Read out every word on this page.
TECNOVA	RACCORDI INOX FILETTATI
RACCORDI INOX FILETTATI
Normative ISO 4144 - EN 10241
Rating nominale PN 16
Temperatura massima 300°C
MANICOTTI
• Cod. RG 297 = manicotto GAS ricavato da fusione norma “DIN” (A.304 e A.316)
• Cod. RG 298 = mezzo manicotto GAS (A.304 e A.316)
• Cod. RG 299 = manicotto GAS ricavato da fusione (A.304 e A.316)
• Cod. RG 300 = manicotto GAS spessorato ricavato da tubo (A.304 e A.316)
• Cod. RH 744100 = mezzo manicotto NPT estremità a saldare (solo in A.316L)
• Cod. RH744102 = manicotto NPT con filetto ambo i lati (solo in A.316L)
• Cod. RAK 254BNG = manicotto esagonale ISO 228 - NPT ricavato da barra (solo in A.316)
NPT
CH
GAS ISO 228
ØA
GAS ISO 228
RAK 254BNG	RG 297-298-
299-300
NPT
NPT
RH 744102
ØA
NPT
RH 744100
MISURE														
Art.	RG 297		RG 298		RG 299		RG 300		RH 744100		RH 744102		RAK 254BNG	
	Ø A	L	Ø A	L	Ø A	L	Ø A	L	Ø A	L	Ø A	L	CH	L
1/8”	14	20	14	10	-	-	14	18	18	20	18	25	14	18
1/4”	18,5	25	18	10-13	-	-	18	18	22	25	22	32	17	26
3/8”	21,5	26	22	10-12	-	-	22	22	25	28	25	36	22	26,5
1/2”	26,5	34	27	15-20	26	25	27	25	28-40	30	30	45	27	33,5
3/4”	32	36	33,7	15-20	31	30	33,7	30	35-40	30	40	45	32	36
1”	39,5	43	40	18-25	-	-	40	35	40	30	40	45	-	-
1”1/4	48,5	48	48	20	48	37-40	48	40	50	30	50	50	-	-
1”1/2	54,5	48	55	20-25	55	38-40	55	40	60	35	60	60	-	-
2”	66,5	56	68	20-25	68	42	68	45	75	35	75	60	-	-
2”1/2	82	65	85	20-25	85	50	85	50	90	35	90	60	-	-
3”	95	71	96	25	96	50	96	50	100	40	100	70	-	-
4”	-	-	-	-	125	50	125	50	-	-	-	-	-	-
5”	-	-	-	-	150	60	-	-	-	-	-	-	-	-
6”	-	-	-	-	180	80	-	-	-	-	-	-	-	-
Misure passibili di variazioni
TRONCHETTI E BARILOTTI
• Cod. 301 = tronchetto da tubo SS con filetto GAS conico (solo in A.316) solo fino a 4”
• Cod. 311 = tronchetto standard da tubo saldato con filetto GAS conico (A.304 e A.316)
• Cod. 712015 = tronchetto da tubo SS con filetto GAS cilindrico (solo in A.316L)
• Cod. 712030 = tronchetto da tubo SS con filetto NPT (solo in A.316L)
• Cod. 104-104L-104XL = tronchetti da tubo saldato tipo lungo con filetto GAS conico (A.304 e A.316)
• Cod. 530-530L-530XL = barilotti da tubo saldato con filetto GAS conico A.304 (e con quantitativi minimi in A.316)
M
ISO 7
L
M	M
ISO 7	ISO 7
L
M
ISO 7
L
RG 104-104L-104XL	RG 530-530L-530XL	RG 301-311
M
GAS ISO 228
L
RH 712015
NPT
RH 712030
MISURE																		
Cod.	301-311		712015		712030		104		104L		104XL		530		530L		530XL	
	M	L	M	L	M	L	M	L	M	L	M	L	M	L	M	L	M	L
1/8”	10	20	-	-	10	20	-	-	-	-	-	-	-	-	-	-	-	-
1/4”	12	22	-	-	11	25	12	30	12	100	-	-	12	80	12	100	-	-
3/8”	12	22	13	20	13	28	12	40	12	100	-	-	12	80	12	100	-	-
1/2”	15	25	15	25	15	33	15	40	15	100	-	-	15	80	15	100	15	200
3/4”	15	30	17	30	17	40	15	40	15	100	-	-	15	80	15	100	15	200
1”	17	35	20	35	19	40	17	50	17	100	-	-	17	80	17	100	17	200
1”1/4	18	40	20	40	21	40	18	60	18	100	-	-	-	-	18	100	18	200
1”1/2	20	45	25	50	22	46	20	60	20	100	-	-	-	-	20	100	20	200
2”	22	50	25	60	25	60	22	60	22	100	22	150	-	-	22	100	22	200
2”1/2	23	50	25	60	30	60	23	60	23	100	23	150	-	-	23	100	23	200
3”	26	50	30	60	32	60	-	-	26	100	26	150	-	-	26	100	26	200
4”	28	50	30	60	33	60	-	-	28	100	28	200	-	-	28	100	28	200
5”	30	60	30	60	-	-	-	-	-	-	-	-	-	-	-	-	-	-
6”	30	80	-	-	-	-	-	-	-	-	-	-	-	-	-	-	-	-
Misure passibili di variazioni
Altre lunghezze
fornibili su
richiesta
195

========================

> _REQUEST_
Restate every entry word for word.

> _TASK RESPONSE_
Read out every word on this page.
TECNOVA	RACCORDI INOX FILETTATI
RACCORDI INOX FILETTATI
Normative ISO 4144 - EN 10241
Rating nominale PN 16
Temperatura massima 300°C
MANICOTTI
• Cod. RG 297 = manicotto GAS ricavato da fusione norma “DIN” (A.304 e A.316)
• Cod. RG 298 = mezzo manicotto GAS (A.304 e A.316)
• Cod. RG 299 = manicotto GAS ricavato da fusione (A.304 e A.316)
• Cod. RG 300 = manicotto GAS spessorato ricavato da tubo (A.304 e A.316)
• Cod. RH 744100 = mezzo manicotto NPT estremità a saldare (solo in A.316L)
• Cod. RH744102 = manicotto NPT con filetto ambo i lati (solo in A.316L)
• Cod. RAK 254BNG = manicotto esagonale ISO 228 - NPT ricavato da barra (solo in A.316)
NPT
CH
GAS ISO 228
ØA
GAS ISO 228
RAK 254BNG	RG 297-298-
299-300
NPT
NPT
RH 744102
ØA
NPT
RH 744100
MISURE														
Art.	RG 297		RG 298		RG 299		RG 300		RH 744100		RH 744102		RAK 254BNG	
	Ø A	L	Ø A	L	Ø A	L	Ø A	L	Ø A	L	Ø A	L	CH	L
1/8”	14	20	14	10	-	-	14	18	18	20	18	25	14	18
1/4”	18,5	25	18	10-13	-	-	18	18	22	25	22	32	17	26
3/8”	21,5	26	22	10-12	-	-	22	22	25	28	25	36	22	26,5
1/2”	26,5	34	27	15-20	26	25	27	25	28-40	30	30	45	27	33,5
3/4”	32	36	33,7	15-20	31	30	33,7	30	35-40	30	40	45	32	36
1”	39,5	43	40	18-25	-	-	40	35	40	30	40	45	-	-
1”1/4	48,5	48	48	20	48	37-40	48	40	50	30	50	50	-	-
1”1/2	54,5	48	55	20-25	55	38-40	55	40	60	35	60	60	-	-
2”	66,5	56	68	20-25	68	42	68	45	75	35	75	60	-	-
2”1/2	82	65	85	20-25	85	50	85	50	90	35	90	60	-	-
3”	95	71	96	25	96	50	96	50	100	40	100	70	-	-
4”	-	-	-	-	125	50	125	50	-	-	-	-	-	-
5”	-	-	-	-	150	60	-	-	-	-	-	-	-	-
6”	-	-	-	-	180	80	-	-	-	-	-	-	-	-
Misure passibili di variazioni
TRONCHETTI E BARILOTTI
• Cod. 301 = tronchetto da tubo SS con filetto GAS conico (solo in A.316) solo fino a 4”
• Cod. 311 = tronchetto standard da tubo saldato con filetto GAS conico (A.304 e A.316)
• Cod. 712015 = tronchetto da tubo SS con filetto GAS cilindrico (solo in A.316L)
• Cod. 712030 = tronchetto da tubo SS con filetto NPT (solo in A.316L)
• Cod. 104-104L-104XL = tronchetti da tubo saldato tipo lungo con filetto GAS conico (A.304 e A.316)
• Cod. 530-530L-530XL = barilotti da tubo saldato con filetto GAS conico A.304 (e con quantitativi minimi in A.316)
M
ISO 7
L
M	M
ISO 7	ISO 7
L
M
ISO 7
L
RG 104-104L-104XL	RG 530-530L-530XL	RG 301-311
M
GAS ISO 228
L
RH 712015
NPT
RH 712030
MISURE																		
Cod.	301-311		712015		712030		104		104L		104XL		530		530L		530XL	
	M	L	M	L	M	L	M	L	M	L	M	L	M	L	M	L	M	L
1/8”	10	20	-	-	10	20	-	-	-	-	-	-	-	-	-	-	-	-
1/4”	12	22	-	-	11	25	12	30	12	100	-	-	12	80	12	100	-	-
3/8”	12	22	13	20	13	28	12	40	12	100	-	-	12	80	12	100	-	-
1/2”	15	25	15	25	15	33	15	40	15	100	-	-	15	80	15	100	15	200
3/4”	15	30	17	30	17	40	15	40	15	100	-	-	15	80	15	100	15	200
1”	17	35	20	35	19	40	17	50	17	100	-	-	17	80	17	100	17	200
1”1/4	18	40	20	40	21	40	18	60	18	100	-	-	-	-	18	100	18	200
1”1/2	20	45	25	50	22	46	20	60	20	100	-	-	-	-	20	100	20	200
2”	22	50	25	60	25	60	22	60	22	100	22	150	-	-	22	100	22	200
2”1/2	23	50	25	60	30	60	23	60	23	100	23	150	-	-	23	100	23	200
3”	26	50	30	60	32	60	-	-	26	100	26	150	-	-	26	100	26	200
4”	28	50	30	60	33	60	-	-	28	100	28	200	-	-	28	100	28	200
5”	30	60	30	60	-	-	-	-	-	-	-	-	-	-	-	-	-	-
6”	30	80	-	-	-	-	-	-	-	-	-	-	-	-	-	-	-	-
Misure passibili di variazioni
Altre lunghezze
fornibili su
richiesta
195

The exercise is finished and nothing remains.